--- STORED RECORDS ---
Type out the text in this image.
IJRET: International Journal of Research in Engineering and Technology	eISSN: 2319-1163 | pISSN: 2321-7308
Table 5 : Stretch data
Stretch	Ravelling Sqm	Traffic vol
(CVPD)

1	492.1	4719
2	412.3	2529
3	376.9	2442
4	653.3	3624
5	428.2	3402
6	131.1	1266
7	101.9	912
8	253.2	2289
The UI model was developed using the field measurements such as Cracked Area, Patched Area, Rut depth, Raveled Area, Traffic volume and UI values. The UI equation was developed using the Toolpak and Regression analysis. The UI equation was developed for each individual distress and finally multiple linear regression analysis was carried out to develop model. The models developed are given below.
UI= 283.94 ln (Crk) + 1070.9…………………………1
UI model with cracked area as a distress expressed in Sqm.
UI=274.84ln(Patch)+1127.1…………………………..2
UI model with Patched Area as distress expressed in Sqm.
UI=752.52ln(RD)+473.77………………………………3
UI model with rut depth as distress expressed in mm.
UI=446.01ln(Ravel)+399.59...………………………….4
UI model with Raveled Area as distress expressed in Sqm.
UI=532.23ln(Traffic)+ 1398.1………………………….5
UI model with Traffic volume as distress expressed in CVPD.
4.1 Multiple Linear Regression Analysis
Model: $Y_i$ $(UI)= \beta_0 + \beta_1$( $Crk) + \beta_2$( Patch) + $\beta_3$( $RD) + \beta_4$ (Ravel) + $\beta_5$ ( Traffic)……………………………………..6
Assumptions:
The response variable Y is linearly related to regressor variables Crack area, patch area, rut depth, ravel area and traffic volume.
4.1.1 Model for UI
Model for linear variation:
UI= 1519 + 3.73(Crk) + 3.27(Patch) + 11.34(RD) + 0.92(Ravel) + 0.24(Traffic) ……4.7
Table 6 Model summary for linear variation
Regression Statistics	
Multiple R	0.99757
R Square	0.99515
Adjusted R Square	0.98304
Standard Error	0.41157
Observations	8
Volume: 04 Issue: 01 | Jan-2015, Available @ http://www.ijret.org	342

--- EXERCISE GOAL ---
Copy out each record exactly as given, omitting none.

--- TASK RESULT ---
Type out the text in this image.
IJRET: International Journal of Research in Engineering and Technology	eISSN: 2319-1163 | pISSN: 2321-7308
Table 5 : Stretch data
Stretch	Ravelling Sqm	Traffic vol
(CVPD)

1	492.1	4719
2	412.3	2529
3	376.9	2442
4	653.3	3624
5	428.2	3402
6	131.1	1266
7	101.9	912
8	253.2	2289
The UI model was developed using the field measurements such as Cracked Area, Patched Area, Rut depth, Raveled Area, Traffic volume and UI values. The UI equation was developed using the Toolpak and Regression analysis. The UI equation was developed for each individual distress and finally multiple linear regression analysis was carried out to develop model. The models developed are given below.
UI= 283.94 ln (Crk) + 1070.9…………………………1
UI model with cracked area as a distress expressed in Sqm.
UI=274.84ln(Patch)+1127.1…………………………..2
UI model with Patched Area as distress expressed in Sqm.
UI=752.52ln(RD)+473.77………………………………3
UI model with rut depth as distress expressed in mm.
UI=446.01ln(Ravel)+399.59...………………………….4
UI model with Raveled Area as distress expressed in Sqm.
UI=532.23ln(Traffic)+ 1398.1………………………….5
UI model with Traffic volume as distress expressed in CVPD.
4.1 Multiple Linear Regression Analysis
Model: $Y_i$ $(UI)= \beta_0 + \beta_1$( $Crk) + \beta_2$( Patch) + $\beta_3$( $RD) + \beta_4$ (Ravel) + $\beta_5$ ( Traffic)……………………………………..6
Assumptions:
The response variable Y is linearly related to regressor variables Crack area, patch area, rut depth, ravel area and traffic volume.
4.1.1 Model for UI
Model for linear variation:
UI= 1519 + 3.73(Crk) + 3.27(Patch) + 11.34(RD) + 0.92(Ravel) + 0.24(Traffic) ……4.7
Table 6 Model summary for linear variation
Regression Statistics	
Multiple R	0.99757
R Square	0.99515
Adjusted R Square	0.98304
Standard Error	0.41157
Observations	8
Volume: 04 Issue: 01 | Jan-2015, Available @ http://www.ijret.org	342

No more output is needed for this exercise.